**Instruction**
Reply with the count of lines holding "somewhat", nothing more.

**Supplied entries**
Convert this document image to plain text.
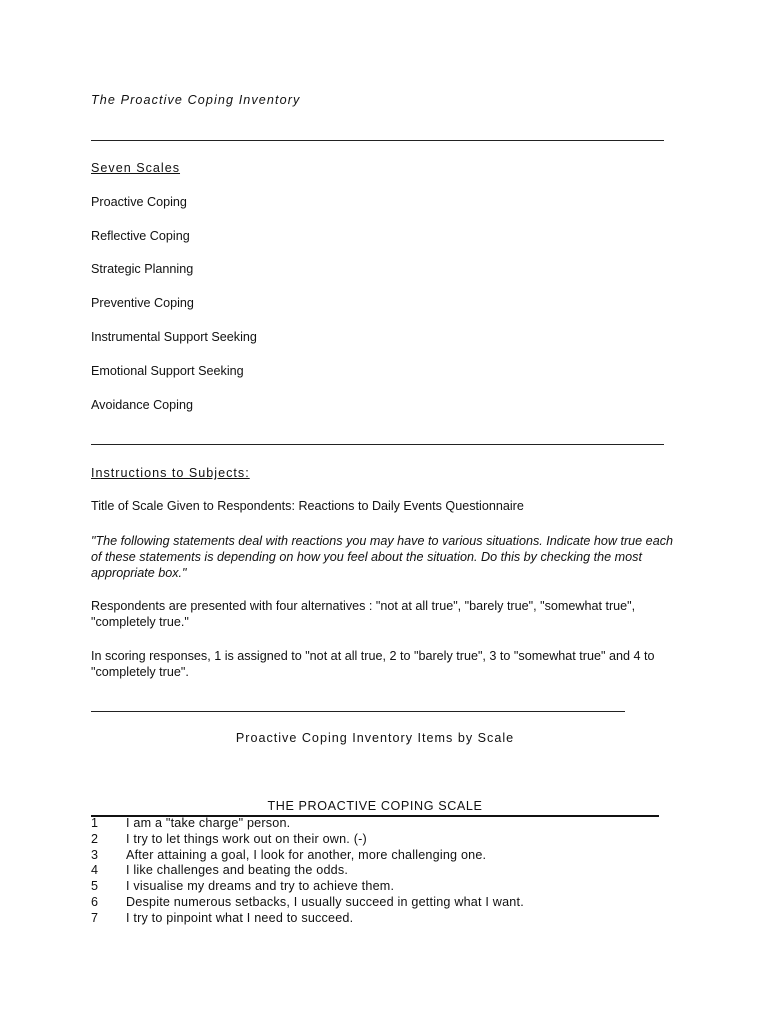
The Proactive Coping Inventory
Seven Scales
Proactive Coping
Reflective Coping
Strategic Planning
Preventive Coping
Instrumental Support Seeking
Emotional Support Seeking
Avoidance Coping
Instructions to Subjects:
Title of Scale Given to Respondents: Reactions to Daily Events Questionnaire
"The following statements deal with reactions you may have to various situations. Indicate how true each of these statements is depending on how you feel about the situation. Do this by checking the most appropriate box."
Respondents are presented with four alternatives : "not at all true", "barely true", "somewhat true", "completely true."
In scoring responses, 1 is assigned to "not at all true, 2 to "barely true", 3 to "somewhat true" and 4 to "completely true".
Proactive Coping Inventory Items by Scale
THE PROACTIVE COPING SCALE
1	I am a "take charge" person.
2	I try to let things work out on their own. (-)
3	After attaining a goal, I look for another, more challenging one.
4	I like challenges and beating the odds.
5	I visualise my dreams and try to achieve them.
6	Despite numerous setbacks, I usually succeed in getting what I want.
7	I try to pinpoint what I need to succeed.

...

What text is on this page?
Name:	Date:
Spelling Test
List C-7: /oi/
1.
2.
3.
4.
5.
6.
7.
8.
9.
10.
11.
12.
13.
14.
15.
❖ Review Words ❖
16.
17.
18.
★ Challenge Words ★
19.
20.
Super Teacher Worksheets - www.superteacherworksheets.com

**Answer below**
2